(Data entries)
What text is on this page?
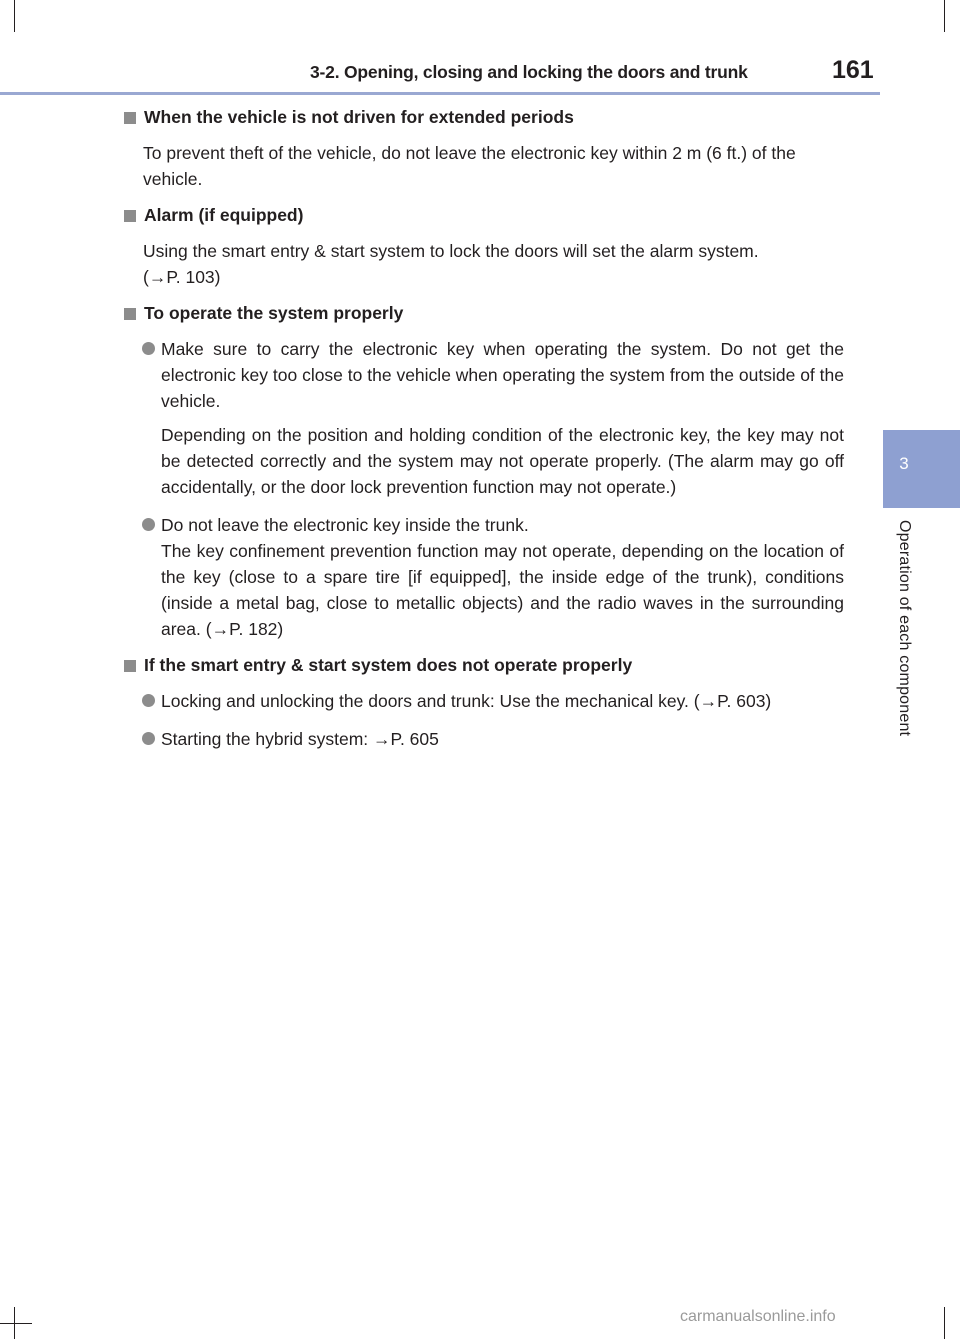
3-2. Opening, closing and locking the doors and trunk	161
3
Operation of each component
When the vehicle is not driven for extended periods
To prevent theft of the vehicle, do not leave the electronic key within 2 m (6 ft.) of the vehicle.
Alarm (if equipped)
Using the smart entry & start system to lock the doors will set the alarm system.
(→P. 103)
To operate the system properly
Make sure to carry the electronic key when operating the system. Do not get the electronic key too close to the vehicle when operating the system from the outside of the vehicle.
Depending on the position and holding condition of the electronic key, the key may not be detected correctly and the system may not operate properly. (The alarm may go off accidentally, or the door lock prevention function may not operate.)
Do not leave the electronic key inside the trunk.
The key confinement prevention function may not operate, depending on the location of the key (close to a spare tire [if equipped], the inside edge of the trunk), conditions (inside a metal bag, close to metallic objects) and the radio waves in the surrounding area. (→P. 182)
If the smart entry & start system does not operate properly
Locking and unlocking the doors and trunk: Use the mechanical key. (→P. 603)
Starting the hybrid system: →P. 605
carmanualsonline.info
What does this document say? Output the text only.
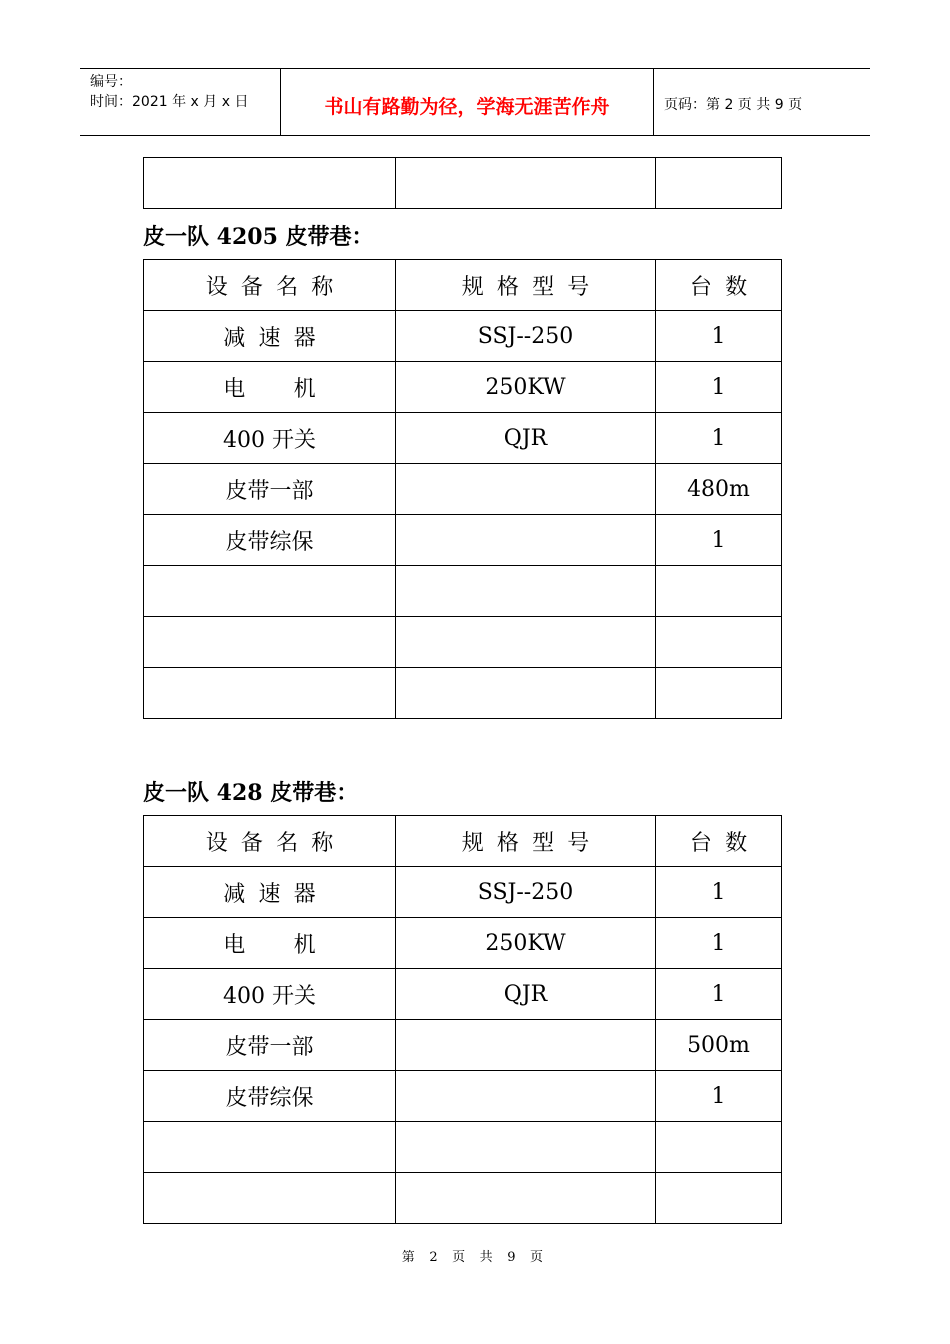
编号：
时间：2021 年 x 月 x 日	书山有路勤为径，学海无涯苦作舟	页码：第 2 页 共 9 页

皮一队 4205 皮带巷：
设备名称	规格型号	台数
减速器	SSJ--250	1
电机	250KW	1
400 开关	QJR	1
皮带一部		480m
皮带综保		1

皮一队 428 皮带巷：
设备名称	规格型号	台数
减速器	SSJ--250	1
电机	250KW	1
400 开关	QJR	1
皮带一部		500m
皮带综保		1

第 2 页 共 9 页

*Exercise objective:* Quote exactly the lines from the line that contains "What does this" through the last line of the listing, please, leaving out all pictures.

*Written response:*
What does this document say? Output the text only.
编号：
时间：2021 年 x 月 x 日	书山有路勤为径，学海无涯苦作舟	页码：第 2 页 共 9 页

皮一队 4205 皮带巷：
设备名称	规格型号	台数
减速器	SSJ--250	1
电机	250KW	1
400 开关	QJR	1
皮带一部		480m
皮带综保		1

皮一队 428 皮带巷：
设备名称	规格型号	台数
减速器	SSJ--250	1
电机	250KW	1
400 开关	QJR	1
皮带一部		500m
皮带综保		1

第 2 页 共 9 页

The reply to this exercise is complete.